### Data shown ###

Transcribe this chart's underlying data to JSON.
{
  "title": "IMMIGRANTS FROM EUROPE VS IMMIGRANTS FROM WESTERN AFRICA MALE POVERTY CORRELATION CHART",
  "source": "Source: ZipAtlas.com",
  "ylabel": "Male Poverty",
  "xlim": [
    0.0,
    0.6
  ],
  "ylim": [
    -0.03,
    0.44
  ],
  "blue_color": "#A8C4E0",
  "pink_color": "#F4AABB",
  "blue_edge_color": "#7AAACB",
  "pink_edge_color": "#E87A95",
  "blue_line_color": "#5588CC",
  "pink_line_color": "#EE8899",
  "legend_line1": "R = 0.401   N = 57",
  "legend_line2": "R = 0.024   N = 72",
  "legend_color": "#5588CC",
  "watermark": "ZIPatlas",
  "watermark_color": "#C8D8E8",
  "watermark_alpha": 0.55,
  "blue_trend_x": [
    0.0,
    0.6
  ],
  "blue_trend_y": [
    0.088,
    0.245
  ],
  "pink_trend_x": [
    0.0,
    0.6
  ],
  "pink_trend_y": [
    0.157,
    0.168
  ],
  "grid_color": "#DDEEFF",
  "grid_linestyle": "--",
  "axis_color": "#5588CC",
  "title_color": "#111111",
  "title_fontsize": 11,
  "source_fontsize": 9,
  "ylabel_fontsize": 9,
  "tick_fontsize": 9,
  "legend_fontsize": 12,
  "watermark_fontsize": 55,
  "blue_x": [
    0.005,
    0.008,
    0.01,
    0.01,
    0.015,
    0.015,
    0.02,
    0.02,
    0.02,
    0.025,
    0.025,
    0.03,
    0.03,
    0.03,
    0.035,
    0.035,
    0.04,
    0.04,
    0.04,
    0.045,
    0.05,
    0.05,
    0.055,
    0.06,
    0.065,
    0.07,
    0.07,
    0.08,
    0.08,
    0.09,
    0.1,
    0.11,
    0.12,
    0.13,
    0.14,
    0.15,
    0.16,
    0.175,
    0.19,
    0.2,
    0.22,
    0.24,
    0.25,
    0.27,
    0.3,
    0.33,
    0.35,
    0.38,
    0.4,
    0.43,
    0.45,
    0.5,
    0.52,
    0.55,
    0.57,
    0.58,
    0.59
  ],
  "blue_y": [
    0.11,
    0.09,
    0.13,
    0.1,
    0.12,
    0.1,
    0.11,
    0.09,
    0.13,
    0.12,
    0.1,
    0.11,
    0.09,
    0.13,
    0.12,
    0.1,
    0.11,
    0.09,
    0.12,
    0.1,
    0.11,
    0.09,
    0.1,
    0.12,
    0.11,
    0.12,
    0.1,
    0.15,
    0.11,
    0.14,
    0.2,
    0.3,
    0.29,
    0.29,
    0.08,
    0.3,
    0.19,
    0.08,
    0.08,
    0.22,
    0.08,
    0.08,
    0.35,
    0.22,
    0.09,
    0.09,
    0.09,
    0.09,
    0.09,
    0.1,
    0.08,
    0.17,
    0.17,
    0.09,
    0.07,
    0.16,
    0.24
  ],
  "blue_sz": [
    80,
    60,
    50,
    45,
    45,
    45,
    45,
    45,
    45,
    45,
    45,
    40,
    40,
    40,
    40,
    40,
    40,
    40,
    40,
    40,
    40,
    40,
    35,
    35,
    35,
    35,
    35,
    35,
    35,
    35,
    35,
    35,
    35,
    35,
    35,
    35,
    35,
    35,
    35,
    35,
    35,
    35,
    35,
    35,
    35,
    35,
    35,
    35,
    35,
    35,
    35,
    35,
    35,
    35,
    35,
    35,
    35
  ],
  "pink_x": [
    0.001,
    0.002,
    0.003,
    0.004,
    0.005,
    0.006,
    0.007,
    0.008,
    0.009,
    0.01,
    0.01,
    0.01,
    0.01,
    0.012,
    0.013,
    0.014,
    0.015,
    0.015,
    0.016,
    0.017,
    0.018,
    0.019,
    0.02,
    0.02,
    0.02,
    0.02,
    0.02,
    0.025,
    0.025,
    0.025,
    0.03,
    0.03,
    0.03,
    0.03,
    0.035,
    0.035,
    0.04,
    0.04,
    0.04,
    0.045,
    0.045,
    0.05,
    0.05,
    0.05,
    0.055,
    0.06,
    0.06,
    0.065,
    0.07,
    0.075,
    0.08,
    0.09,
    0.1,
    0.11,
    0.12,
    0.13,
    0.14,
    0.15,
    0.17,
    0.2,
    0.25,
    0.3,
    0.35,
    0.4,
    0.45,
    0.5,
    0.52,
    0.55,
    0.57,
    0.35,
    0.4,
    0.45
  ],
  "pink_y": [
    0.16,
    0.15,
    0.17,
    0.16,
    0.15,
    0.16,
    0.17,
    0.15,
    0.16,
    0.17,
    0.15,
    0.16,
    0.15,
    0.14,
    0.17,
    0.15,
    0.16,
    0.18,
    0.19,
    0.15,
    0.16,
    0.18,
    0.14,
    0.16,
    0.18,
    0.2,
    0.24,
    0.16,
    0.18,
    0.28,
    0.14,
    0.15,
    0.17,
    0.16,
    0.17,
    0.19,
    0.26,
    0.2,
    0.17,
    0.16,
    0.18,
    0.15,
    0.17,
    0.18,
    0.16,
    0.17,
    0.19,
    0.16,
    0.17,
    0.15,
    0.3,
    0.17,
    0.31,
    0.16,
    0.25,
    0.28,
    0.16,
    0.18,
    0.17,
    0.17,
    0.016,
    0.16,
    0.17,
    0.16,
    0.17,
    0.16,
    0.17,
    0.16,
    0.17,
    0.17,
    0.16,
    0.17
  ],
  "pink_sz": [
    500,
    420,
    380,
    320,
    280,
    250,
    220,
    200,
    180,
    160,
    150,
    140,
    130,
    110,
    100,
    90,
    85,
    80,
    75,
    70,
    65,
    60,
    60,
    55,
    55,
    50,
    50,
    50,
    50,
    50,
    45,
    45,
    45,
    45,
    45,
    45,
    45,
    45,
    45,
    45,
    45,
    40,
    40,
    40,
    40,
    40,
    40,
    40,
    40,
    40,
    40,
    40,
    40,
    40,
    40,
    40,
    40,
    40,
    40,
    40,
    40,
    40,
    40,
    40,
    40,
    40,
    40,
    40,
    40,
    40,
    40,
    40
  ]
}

###

Type out the whole listing above again, exactly as it stands.

■ **Reply**
Transcribe this chart's underlying data to JSON.
{
  "title": "IMMIGRANTS FROM EUROPE VS IMMIGRANTS FROM WESTERN AFRICA MALE POVERTY CORRELATION CHART",
  "source": "Source: ZipAtlas.com",
  "ylabel": "Male Poverty",
  "xlim": [
    0.0,
    0.6
  ],
  "ylim": [
    -0.03,
    0.44
  ],
  "blue_color": "#A8C4E0",
  "pink_color": "#F4AABB",
  "blue_edge_color": "#7AAACB",
  "pink_edge_color": "#E87A95",
  "blue_line_color": "#5588CC",
  "pink_line_color": "#EE8899",
  "legend_line1": "R = 0.401   N = 57",
  "legend_line2": "R = 0.024   N = 72",
  "legend_color": "#5588CC",
  "watermark": "ZIPatlas",
  "watermark_color": "#C8D8E8",
  "watermark_alpha": 0.55,
  "blue_trend_x": [
    0.0,
    0.6
  ],
  "blue_trend_y": [
    0.088,
    0.245
  ],
  "pink_trend_x": [
    0.0,
    0.6
  ],
  "pink_trend_y": [
    0.157,
    0.168
  ],
  "grid_color": "#DDEEFF",
  "grid_linestyle": "--",
  "axis_color": "#5588CC",
  "title_color": "#111111",
  "title_fontsize": 11,
  "source_fontsize": 9,
  "ylabel_fontsize": 9,
  "tick_fontsize": 9,
  "legend_fontsize": 12,
  "watermark_fontsize": 55,
  "blue_x": [
    0.005,
    0.008,
    0.01,
    0.01,
    0.015,
    0.015,
    0.02,
    0.02,
    0.02,
    0.025,
    0.025,
    0.03,
    0.03,
    0.03,
    0.035,
    0.035,
    0.04,
    0.04,
    0.04,
    0.045,
    0.05,
    0.05,
    0.055,
    0.06,
    0.065,
    0.07,
    0.07,
    0.08,
    0.08,
    0.09,
    0.1,
    0.11,
    0.12,
    0.13,
    0.14,
    0.15,
    0.16,
    0.175,
    0.19,
    0.2,
    0.22,
    0.24,
    0.25,
    0.27,
    0.3,
    0.33,
    0.35,
    0.38,
    0.4,
    0.43,
    0.45,
    0.5,
    0.52,
    0.55,
    0.57,
    0.58,
    0.59
  ],
  "blue_y": [
    0.11,
    0.09,
    0.13,
    0.1,
    0.12,
    0.1,
    0.11,
    0.09,
    0.13,
    0.12,
    0.1,
    0.11,
    0.09,
    0.13,
    0.12,
    0.1,
    0.11,
    0.09,
    0.12,
    0.1,
    0.11,
    0.09,
    0.1,
    0.12,
    0.11,
    0.12,
    0.1,
    0.15,
    0.11,
    0.14,
    0.2,
    0.3,
    0.29,
    0.29,
    0.08,
    0.3,
    0.19,
    0.08,
    0.08,
    0.22,
    0.08,
    0.08,
    0.35,
    0.22,
    0.09,
    0.09,
    0.09,
    0.09,
    0.09,
    0.1,
    0.08,
    0.17,
    0.17,
    0.09,
    0.07,
    0.16,
    0.24
  ],
  "blue_sz": [
    80,
    60,
    50,
    45,
    45,
    45,
    45,
    45,
    45,
    45,
    45,
    40,
    40,
    40,
    40,
    40,
    40,
    40,
    40,
    40,
    40,
    40,
    35,
    35,
    35,
    35,
    35,
    35,
    35,
    35,
    35,
    35,
    35,
    35,
    35,
    35,
    35,
    35,
    35,
    35,
    35,
    35,
    35,
    35,
    35,
    35,
    35,
    35,
    35,
    35,
    35,
    35,
    35,
    35,
    35,
    35,
    35
  ],
  "pink_x": [
    0.001,
    0.002,
    0.003,
    0.004,
    0.005,
    0.006,
    0.007,
    0.008,
    0.009,
    0.01,
    0.01,
    0.01,
    0.01,
    0.012,
    0.013,
    0.014,
    0.015,
    0.015,
    0.016,
    0.017,
    0.018,
    0.019,
    0.02,
    0.02,
    0.02,
    0.02,
    0.02,
    0.025,
    0.025,
    0.025,
    0.03,
    0.03,
    0.03,
    0.03,
    0.035,
    0.035,
    0.04,
    0.04,
    0.04,
    0.045,
    0.045,
    0.05,
    0.05,
    0.05,
    0.055,
    0.06,
    0.06,
    0.065,
    0.07,
    0.075,
    0.08,
    0.09,
    0.1,
    0.11,
    0.12,
    0.13,
    0.14,
    0.15,
    0.17,
    0.2,
    0.25,
    0.3,
    0.35,
    0.4,
    0.45,
    0.5,
    0.52,
    0.55,
    0.57,
    0.35,
    0.4,
    0.45
  ],
  "pink_y": [
    0.16,
    0.15,
    0.17,
    0.16,
    0.15,
    0.16,
    0.17,
    0.15,
    0.16,
    0.17,
    0.15,
    0.16,
    0.15,
    0.14,
    0.17,
    0.15,
    0.16,
    0.18,
    0.19,
    0.15,
    0.16,
    0.18,
    0.14,
    0.16,
    0.18,
    0.2,
    0.24,
    0.16,
    0.18,
    0.28,
    0.14,
    0.15,
    0.17,
    0.16,
    0.17,
    0.19,
    0.26,
    0.2,
    0.17,
    0.16,
    0.18,
    0.15,
    0.17,
    0.18,
    0.16,
    0.17,
    0.19,
    0.16,
    0.17,
    0.15,
    0.3,
    0.17,
    0.31,
    0.16,
    0.25,
    0.28,
    0.16,
    0.18,
    0.17,
    0.17,
    0.016,
    0.16,
    0.17,
    0.16,
    0.17,
    0.16,
    0.17,
    0.16,
    0.17,
    0.17,
    0.16,
    0.17
  ],
  "pink_sz": [
    500,
    420,
    380,
    320,
    280,
    250,
    220,
    200,
    180,
    160,
    150,
    140,
    130,
    110,
    100,
    90,
    85,
    80,
    75,
    70,
    65,
    60,
    60,
    55,
    55,
    50,
    50,
    50,
    50,
    50,
    45,
    45,
    45,
    45,
    45,
    45,
    45,
    45,
    45,
    45,
    45,
    40,
    40,
    40,
    40,
    40,
    40,
    40,
    40,
    40,
    40,
    40,
    40,
    40,
    40,
    40,
    40,
    40,
    40,
    40,
    40,
    40,
    40,
    40,
    40,
    40,
    40,
    40,
    40,
    40,
    40,
    40
  ]
}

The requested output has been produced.